_SET PROBLEM_
From the entries below, copy every line where the string "sunflower" appears.

_EXERCISE MATERIALS_

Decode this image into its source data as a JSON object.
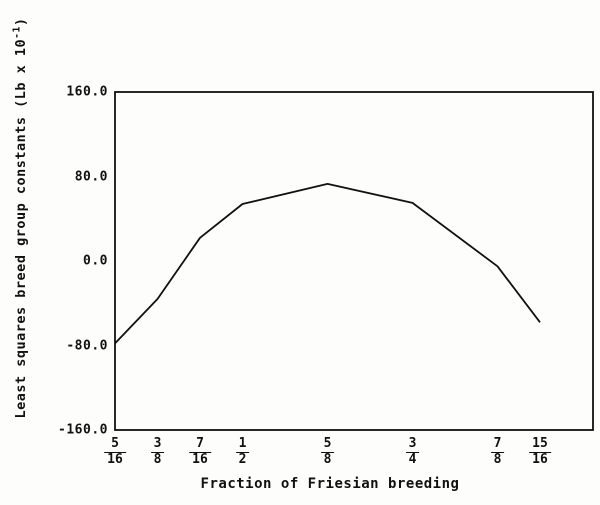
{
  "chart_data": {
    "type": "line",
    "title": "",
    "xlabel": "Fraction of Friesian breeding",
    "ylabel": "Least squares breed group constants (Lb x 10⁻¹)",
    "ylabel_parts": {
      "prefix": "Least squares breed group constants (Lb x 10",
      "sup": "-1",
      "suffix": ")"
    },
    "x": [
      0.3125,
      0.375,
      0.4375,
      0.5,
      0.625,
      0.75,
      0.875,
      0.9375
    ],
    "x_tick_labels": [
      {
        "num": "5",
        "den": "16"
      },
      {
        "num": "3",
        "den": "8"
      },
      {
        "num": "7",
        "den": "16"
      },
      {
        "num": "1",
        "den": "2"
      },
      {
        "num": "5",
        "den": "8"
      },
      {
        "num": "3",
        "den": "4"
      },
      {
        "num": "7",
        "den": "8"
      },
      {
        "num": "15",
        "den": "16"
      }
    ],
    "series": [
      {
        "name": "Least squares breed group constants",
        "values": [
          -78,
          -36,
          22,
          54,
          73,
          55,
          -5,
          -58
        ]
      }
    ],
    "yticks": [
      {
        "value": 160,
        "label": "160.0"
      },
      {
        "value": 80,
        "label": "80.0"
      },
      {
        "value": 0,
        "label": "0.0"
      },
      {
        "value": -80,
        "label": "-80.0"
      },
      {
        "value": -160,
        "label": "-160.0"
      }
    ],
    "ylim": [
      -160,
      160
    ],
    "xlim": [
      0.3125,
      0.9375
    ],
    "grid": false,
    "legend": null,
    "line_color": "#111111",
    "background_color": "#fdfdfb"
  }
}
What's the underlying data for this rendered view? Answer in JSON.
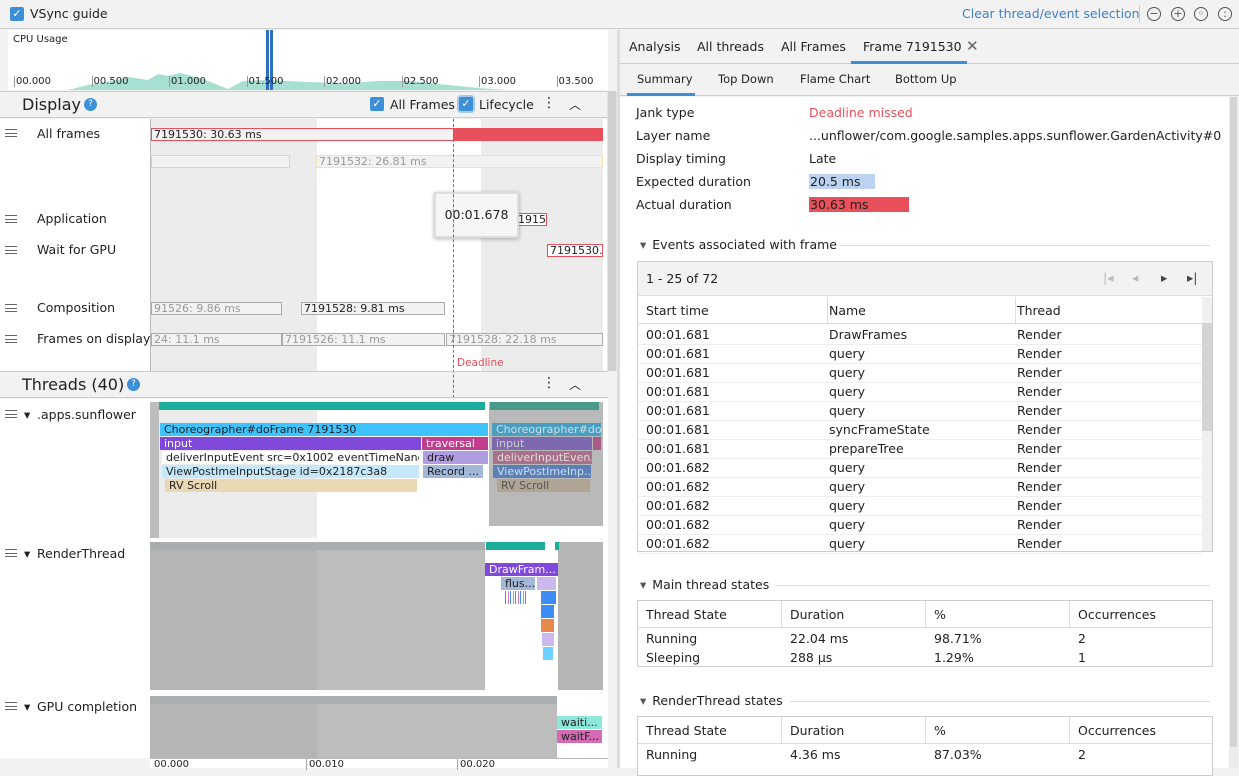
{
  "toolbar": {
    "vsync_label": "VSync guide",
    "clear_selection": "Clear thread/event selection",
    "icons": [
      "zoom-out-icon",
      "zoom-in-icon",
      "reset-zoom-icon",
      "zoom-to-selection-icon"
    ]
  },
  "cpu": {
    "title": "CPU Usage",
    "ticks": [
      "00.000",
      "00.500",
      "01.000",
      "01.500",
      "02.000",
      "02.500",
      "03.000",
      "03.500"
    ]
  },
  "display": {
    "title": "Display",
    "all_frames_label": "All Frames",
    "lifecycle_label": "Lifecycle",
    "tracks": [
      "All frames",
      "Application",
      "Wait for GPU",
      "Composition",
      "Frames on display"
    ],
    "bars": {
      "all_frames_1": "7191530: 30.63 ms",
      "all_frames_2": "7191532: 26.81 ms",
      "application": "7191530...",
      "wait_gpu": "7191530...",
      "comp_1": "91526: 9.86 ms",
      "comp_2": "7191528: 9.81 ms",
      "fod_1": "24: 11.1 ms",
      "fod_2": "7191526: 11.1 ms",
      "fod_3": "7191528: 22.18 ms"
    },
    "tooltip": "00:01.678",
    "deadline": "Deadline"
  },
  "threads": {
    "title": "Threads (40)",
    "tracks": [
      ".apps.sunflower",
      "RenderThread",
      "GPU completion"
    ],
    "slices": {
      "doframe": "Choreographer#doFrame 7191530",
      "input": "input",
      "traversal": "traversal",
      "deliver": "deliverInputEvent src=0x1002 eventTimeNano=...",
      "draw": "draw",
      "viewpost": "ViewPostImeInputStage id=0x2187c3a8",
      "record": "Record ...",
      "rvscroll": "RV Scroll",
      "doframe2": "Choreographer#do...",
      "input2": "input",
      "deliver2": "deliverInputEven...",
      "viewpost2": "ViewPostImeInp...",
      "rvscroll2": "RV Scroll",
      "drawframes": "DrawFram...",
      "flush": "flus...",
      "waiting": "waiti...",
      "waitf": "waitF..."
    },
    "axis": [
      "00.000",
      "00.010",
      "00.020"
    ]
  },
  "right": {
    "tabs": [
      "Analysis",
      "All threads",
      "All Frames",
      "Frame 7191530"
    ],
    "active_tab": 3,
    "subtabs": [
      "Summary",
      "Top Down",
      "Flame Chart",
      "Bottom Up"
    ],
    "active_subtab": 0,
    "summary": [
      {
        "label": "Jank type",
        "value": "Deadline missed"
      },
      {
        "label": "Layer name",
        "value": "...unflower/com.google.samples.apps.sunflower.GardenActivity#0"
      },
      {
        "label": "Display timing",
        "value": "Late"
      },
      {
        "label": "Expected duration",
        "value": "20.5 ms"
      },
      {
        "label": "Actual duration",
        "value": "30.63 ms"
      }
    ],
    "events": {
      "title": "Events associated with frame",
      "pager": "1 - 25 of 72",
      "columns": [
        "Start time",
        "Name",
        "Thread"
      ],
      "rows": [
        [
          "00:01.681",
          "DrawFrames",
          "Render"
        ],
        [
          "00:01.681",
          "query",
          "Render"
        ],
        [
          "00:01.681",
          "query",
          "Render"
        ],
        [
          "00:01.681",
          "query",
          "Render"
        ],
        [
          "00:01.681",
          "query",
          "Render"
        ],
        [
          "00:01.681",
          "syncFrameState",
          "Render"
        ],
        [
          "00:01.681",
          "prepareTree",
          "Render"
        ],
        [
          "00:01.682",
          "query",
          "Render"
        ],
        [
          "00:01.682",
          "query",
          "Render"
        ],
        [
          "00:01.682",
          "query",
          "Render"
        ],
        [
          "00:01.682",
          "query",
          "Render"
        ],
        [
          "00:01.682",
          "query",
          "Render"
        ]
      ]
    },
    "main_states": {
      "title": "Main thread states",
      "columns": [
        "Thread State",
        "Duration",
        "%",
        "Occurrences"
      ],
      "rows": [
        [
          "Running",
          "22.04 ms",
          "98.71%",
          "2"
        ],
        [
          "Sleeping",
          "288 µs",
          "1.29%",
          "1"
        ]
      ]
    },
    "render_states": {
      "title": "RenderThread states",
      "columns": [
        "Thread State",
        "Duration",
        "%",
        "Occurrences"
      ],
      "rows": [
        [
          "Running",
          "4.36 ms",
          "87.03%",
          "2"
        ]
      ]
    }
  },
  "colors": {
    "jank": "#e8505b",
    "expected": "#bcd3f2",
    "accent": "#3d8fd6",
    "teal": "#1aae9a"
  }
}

...

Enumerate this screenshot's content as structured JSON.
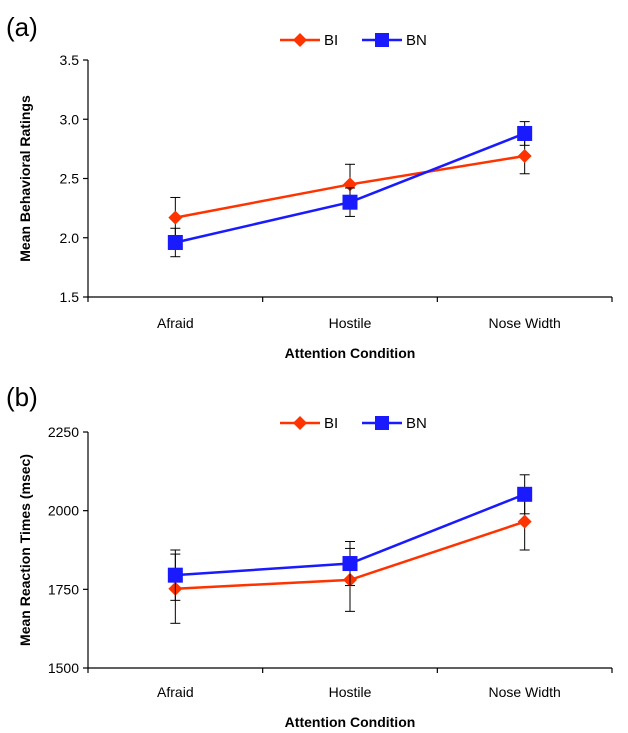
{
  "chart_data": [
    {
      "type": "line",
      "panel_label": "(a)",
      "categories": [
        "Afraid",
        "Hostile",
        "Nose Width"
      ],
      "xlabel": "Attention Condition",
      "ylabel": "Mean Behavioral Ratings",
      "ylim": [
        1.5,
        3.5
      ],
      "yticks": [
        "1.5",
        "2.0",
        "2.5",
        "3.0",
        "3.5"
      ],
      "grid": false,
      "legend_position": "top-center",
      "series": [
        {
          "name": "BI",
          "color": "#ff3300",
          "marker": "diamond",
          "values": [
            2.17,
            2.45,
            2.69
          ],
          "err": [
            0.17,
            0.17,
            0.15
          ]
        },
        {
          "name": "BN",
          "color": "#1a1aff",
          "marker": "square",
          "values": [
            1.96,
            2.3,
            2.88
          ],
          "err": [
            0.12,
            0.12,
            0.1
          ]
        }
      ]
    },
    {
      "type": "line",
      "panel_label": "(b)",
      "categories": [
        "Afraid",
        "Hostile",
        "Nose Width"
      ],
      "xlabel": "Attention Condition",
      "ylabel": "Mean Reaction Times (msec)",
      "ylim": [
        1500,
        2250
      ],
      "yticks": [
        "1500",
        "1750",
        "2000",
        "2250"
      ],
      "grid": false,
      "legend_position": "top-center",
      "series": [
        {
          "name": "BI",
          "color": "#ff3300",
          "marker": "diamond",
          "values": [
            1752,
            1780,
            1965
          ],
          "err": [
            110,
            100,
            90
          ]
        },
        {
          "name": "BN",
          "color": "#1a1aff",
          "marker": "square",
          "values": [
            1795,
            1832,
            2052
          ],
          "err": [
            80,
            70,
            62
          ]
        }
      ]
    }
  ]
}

* * *

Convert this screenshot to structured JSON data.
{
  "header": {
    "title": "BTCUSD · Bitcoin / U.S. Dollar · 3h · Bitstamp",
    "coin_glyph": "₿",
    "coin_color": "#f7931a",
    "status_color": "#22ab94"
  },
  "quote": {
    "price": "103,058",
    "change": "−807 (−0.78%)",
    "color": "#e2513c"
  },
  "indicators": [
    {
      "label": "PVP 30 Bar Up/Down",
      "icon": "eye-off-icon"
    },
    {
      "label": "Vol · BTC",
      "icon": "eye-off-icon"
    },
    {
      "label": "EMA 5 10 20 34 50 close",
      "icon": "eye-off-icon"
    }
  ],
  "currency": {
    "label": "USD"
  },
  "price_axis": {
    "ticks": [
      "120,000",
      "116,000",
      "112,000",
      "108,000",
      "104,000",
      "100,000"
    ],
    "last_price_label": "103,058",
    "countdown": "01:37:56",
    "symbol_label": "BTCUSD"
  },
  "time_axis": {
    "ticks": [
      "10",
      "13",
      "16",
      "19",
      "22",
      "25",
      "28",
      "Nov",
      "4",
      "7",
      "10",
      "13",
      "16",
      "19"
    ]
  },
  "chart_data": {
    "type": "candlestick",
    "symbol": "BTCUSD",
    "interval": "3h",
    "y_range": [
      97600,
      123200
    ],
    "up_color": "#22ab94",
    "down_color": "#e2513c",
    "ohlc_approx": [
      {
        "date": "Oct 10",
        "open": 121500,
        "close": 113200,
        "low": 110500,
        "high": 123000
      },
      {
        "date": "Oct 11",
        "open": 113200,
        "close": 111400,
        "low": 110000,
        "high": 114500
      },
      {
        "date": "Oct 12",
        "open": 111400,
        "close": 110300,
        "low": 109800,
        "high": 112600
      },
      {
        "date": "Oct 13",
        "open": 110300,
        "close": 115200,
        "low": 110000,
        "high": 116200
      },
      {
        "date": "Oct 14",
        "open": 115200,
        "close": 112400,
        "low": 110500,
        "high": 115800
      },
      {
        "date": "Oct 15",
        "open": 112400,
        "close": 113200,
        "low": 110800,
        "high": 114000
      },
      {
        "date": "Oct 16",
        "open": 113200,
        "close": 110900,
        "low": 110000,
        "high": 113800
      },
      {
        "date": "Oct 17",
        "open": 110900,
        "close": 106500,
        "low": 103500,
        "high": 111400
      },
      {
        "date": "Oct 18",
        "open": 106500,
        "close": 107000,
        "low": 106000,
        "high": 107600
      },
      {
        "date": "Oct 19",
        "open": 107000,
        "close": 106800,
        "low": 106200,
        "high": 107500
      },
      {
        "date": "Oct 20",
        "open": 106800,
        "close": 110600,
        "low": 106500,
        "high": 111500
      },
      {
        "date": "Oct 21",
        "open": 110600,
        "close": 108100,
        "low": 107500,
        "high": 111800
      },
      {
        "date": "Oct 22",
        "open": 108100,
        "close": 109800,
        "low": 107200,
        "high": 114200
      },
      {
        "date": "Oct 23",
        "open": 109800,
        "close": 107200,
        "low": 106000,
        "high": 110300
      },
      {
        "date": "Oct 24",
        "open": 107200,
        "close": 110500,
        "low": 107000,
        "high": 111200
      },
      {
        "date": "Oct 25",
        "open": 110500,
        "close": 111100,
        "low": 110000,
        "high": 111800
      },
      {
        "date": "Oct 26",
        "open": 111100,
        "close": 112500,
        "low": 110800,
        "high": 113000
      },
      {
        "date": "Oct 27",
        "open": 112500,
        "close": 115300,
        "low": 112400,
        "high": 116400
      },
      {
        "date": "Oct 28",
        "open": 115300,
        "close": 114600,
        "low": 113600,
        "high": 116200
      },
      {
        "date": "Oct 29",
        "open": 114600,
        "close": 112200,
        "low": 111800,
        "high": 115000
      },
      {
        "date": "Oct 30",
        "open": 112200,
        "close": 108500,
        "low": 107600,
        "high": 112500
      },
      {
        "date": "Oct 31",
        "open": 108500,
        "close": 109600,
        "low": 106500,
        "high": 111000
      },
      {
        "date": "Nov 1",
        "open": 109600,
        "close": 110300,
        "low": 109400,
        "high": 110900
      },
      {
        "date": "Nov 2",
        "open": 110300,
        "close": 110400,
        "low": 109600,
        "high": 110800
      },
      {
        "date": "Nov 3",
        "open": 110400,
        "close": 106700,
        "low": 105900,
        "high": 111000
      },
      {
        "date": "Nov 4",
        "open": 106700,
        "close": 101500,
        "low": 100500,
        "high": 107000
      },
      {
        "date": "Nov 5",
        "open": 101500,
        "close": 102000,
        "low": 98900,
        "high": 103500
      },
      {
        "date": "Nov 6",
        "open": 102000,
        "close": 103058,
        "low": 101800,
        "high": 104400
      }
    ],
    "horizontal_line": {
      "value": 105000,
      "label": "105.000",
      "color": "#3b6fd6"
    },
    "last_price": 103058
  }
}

_PROBLEM SOLUTION_
      ".apps.sunflower",
        "value": "...unflower/com.google.samples.apps.sunflower.GardenActivity#0"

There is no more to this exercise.